**Set task 1**
Answer these questions about the pandas notebook excerpt below:
(a) What number is given for the 'display.max_rows' option?
(b) What is the default value of keep_method in combine_team_games?
(c) According to the docstring, which rows does the 'away' setting keep?
**Set task 2**
Return, character for character, the part of the pandas notebook excerpt below from "pd.set_option('display.max_rows', 30)" up to and including "the losing team.".

**Supplied passage**
————————

In [2]:
import pandas as pd
import pickle
import seaborn as sns
import matplotlib.pyplot as plt
pd.set_option('display.max_columns', None)
pd.set_option('display.max_rows', 30)

In [3]:
def combine_team_games(df, keep_method='home'):
    '''Combine a TEAM_ID-GAME_ID unique table into rows by game. Slow.

        Parameters
        ----------
        df : Input DataFrame.
        keep_method : {'home', 'away', 'winner', 'loser', ``None``}, default 'home'
            - 'home' : Keep rows where TEAM_A is the home team.
            - 'away' : Keep rows where TEAM_A is the away team.
            - 'winner' : Keep rows where TEAM_A is the losing team.

————————

**Dataset excerpt**
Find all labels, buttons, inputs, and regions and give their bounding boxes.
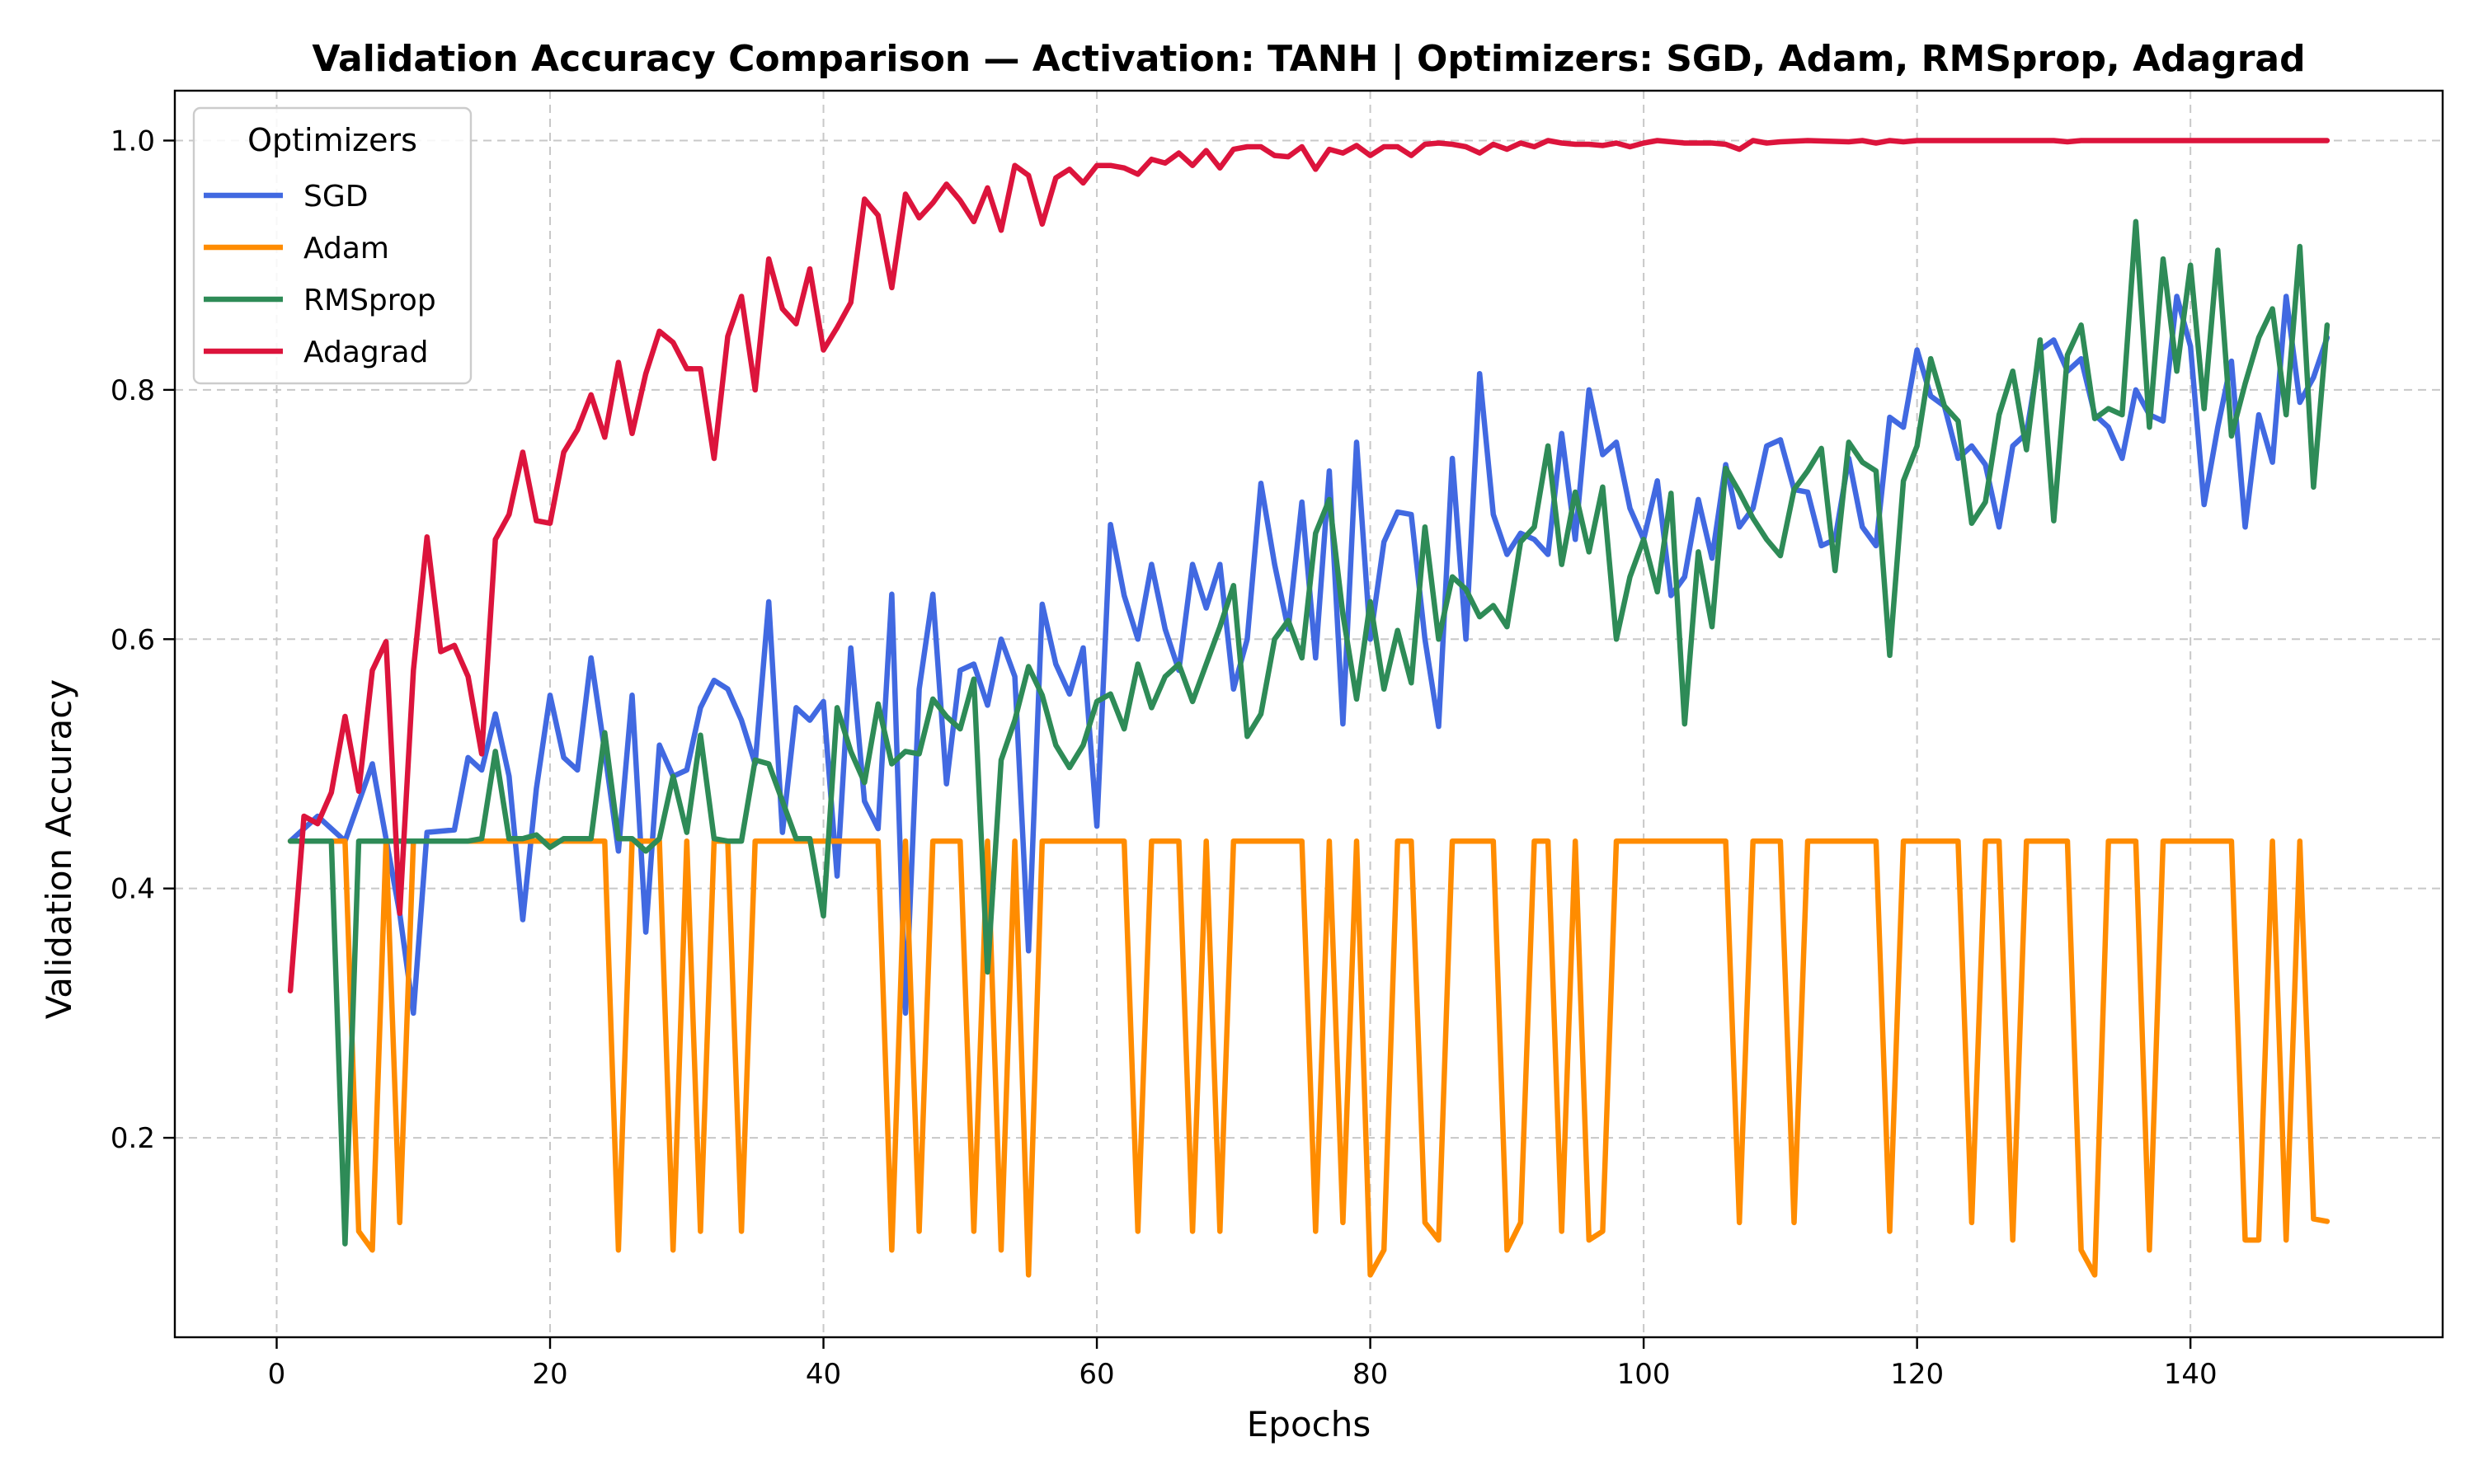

————————

**Full output 1**
(a) 30
(b) 'home'
(c) Rows where TEAM_A is the away team.

**Full output 2**
pd.set_option('display.max_rows', 30)

In [3]:
def combine_team_games(df, keep_method='home'):
    '''Combine a TEAM_ID-GAME_ID unique table into rows by game. Slow.

        Parameters
        ----------
        df : Input DataFrame.
        keep_method : {'home', 'away', 'winner', 'loser', ``None``}, default 'home'
            - 'home' : Keep rows where TEAM_A is the home team.
            - 'away' : Keep rows where TEAM_A is the away team.
            - 'winner' : Keep rows where TEAM_A is the losing team.